# INSTRUCTIONS FOR THE TASK:
Pull every "this" line out of the data below.

# EXERCISE INPUTS:
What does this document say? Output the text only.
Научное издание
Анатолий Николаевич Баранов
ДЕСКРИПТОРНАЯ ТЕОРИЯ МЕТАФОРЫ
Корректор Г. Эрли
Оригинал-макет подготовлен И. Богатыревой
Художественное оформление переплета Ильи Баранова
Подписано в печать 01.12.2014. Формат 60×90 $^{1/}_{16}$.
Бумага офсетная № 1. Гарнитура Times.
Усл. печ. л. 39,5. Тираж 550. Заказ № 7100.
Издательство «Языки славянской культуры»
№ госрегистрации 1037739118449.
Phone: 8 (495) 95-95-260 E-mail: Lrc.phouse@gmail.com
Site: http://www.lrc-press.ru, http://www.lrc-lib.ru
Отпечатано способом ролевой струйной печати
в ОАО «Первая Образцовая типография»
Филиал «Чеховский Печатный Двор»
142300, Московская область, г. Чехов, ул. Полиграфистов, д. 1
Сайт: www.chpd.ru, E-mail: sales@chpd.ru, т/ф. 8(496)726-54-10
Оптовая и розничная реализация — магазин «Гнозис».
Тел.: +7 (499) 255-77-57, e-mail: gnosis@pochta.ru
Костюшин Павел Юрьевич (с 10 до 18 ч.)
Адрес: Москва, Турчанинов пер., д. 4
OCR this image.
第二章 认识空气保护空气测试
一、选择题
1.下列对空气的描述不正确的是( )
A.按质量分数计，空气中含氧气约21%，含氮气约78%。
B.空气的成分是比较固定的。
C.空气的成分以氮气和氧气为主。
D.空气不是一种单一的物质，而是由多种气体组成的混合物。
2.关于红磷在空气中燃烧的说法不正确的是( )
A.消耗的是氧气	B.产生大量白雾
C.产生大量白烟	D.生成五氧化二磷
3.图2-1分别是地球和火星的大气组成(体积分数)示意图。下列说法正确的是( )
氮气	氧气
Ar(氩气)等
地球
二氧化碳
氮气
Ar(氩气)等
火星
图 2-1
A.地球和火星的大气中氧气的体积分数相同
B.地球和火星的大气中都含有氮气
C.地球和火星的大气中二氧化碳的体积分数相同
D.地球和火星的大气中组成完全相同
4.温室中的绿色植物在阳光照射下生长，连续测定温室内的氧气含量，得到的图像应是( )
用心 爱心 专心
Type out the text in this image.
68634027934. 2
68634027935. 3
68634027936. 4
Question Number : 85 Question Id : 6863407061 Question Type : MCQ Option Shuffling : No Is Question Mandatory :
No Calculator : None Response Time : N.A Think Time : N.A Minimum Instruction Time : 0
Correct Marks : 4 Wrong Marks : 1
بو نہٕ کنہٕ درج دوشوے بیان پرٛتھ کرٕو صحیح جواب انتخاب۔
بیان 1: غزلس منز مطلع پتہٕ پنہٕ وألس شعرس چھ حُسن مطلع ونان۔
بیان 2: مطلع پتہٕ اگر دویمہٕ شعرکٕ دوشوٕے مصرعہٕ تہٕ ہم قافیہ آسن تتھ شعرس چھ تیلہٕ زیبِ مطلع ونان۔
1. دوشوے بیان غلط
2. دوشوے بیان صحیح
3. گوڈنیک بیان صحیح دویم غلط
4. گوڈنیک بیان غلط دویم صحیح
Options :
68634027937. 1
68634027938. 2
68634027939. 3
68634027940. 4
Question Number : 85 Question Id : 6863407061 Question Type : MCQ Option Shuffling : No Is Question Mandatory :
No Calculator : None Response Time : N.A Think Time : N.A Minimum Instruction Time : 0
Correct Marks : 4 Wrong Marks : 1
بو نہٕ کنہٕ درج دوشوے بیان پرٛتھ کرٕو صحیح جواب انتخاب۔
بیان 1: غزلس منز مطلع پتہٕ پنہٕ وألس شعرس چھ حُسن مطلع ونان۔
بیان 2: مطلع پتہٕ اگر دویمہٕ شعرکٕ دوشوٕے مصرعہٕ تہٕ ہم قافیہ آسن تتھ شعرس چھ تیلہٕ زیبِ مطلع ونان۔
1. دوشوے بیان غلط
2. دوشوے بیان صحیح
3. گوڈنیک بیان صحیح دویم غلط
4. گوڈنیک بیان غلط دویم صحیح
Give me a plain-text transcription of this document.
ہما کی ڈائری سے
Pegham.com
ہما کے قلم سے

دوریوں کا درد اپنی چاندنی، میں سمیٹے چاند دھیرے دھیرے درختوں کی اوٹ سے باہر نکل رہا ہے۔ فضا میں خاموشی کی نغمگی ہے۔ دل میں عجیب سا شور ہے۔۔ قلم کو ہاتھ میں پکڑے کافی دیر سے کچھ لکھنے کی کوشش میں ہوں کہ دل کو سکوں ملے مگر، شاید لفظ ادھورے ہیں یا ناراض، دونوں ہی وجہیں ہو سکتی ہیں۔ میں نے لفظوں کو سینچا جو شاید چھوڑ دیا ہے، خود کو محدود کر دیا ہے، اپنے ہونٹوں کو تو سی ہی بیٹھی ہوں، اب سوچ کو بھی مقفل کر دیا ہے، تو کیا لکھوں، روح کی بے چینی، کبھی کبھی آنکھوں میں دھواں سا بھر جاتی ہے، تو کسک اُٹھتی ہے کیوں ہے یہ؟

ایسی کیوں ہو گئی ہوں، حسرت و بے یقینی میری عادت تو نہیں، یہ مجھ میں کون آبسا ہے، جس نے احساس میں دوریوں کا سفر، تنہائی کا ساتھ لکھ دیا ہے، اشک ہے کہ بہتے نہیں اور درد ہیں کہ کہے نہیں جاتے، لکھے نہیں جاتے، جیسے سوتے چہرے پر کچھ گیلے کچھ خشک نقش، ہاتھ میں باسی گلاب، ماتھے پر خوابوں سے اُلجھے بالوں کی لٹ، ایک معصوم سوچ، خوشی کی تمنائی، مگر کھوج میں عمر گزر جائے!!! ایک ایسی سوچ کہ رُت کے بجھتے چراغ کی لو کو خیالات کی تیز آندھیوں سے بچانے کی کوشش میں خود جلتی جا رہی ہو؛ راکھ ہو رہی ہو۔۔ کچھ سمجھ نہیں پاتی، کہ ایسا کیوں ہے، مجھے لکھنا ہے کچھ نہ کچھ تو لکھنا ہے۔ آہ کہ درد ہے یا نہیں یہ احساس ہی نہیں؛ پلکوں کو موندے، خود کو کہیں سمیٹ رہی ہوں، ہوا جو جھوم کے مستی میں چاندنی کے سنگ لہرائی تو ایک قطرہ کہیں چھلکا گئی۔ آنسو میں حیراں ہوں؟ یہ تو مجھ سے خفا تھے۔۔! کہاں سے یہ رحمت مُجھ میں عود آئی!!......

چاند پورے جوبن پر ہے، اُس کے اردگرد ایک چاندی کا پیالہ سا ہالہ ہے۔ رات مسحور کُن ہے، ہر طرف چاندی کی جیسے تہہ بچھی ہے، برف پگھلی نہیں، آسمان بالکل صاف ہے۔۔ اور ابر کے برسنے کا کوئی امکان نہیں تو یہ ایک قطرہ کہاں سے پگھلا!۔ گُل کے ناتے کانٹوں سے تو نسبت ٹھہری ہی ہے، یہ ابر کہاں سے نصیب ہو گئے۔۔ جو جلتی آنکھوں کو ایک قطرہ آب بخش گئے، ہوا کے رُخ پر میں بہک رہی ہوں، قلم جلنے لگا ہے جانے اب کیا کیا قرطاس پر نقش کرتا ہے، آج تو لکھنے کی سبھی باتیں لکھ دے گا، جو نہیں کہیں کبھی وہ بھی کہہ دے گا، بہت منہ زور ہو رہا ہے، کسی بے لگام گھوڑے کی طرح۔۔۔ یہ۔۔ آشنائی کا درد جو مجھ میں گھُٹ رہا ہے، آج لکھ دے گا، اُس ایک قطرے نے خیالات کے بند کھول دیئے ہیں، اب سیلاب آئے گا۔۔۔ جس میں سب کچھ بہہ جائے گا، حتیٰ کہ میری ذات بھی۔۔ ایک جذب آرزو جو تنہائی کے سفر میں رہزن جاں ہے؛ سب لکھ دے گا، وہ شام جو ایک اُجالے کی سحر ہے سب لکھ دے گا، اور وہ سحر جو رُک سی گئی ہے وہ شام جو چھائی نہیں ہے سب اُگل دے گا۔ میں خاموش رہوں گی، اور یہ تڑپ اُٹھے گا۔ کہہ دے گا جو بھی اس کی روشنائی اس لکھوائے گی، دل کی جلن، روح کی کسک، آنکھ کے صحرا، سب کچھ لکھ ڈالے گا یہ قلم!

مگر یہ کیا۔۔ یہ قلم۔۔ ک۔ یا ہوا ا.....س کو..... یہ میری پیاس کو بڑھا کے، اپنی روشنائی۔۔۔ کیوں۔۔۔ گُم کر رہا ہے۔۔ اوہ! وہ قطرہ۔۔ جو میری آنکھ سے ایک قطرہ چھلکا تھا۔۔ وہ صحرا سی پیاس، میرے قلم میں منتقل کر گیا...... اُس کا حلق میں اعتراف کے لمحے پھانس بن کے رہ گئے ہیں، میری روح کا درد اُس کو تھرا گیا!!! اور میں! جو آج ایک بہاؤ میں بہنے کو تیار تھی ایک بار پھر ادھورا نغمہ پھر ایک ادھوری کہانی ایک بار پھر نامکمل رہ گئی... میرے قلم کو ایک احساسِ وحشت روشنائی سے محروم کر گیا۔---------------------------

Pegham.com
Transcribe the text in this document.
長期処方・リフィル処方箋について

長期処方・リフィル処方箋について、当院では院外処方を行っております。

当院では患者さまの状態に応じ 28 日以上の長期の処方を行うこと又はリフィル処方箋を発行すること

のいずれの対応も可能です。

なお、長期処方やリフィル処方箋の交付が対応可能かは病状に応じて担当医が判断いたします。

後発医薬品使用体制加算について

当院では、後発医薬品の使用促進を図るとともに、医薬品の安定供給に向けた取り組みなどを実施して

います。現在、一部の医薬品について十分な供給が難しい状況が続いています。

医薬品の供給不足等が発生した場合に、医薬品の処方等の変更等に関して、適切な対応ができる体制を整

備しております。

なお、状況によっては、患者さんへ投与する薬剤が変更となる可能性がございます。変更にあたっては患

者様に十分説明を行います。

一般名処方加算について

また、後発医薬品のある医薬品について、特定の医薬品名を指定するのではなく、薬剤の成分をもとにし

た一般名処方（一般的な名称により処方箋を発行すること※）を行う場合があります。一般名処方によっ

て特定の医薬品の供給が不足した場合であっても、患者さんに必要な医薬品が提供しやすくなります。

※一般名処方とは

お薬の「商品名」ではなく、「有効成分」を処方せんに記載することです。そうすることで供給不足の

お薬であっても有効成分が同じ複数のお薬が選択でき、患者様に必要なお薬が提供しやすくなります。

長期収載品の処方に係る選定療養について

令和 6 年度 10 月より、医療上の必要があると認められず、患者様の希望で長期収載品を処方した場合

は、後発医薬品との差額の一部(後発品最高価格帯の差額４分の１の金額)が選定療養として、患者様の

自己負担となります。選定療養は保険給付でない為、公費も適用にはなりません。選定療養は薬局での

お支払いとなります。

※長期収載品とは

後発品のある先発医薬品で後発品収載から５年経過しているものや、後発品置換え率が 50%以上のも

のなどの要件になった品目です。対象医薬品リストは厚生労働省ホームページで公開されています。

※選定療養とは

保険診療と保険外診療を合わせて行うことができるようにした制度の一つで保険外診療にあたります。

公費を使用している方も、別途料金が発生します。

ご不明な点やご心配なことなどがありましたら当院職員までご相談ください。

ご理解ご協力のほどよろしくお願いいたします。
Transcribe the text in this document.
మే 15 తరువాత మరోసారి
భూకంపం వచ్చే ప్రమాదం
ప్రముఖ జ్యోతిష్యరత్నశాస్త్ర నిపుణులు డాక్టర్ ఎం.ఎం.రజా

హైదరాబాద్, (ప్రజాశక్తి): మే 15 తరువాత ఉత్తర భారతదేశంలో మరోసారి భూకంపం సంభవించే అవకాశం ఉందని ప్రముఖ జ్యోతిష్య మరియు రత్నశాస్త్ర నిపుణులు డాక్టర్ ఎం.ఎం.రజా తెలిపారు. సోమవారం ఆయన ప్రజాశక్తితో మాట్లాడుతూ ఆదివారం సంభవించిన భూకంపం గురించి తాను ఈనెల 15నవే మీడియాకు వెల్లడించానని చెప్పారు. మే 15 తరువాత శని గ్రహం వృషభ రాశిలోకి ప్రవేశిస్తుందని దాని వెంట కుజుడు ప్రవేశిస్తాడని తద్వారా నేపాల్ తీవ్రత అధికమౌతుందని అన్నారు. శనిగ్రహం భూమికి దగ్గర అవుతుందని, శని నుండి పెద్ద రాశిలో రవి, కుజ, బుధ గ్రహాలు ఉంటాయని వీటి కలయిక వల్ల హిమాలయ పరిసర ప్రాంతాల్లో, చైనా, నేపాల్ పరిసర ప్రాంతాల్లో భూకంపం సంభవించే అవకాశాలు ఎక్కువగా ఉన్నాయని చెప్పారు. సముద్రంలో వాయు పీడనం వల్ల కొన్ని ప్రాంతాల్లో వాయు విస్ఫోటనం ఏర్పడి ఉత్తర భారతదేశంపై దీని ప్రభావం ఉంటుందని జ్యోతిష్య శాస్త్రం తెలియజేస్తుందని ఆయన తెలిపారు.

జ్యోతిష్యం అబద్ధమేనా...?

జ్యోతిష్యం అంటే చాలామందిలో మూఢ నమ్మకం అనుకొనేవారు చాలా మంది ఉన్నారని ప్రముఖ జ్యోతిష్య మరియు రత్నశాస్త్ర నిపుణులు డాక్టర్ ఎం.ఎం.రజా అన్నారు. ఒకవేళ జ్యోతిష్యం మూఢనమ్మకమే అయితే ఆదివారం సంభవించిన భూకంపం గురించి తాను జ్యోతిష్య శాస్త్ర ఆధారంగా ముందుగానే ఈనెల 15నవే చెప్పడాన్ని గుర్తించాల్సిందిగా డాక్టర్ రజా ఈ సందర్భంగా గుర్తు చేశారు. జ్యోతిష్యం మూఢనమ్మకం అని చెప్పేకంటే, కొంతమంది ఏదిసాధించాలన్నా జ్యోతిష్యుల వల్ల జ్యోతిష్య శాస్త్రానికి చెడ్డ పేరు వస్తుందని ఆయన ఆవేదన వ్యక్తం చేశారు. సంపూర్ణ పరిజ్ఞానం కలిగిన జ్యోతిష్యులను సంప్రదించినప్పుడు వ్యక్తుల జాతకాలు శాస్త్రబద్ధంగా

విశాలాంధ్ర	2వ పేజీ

# WRITTEN RESPONSE:
What does this document say? Output the text only.
OCR this image.
Type out the text in this image.
Give me a plain-text transcription of this document.
Transcribe the text in this document.
Transcribe the text in this document.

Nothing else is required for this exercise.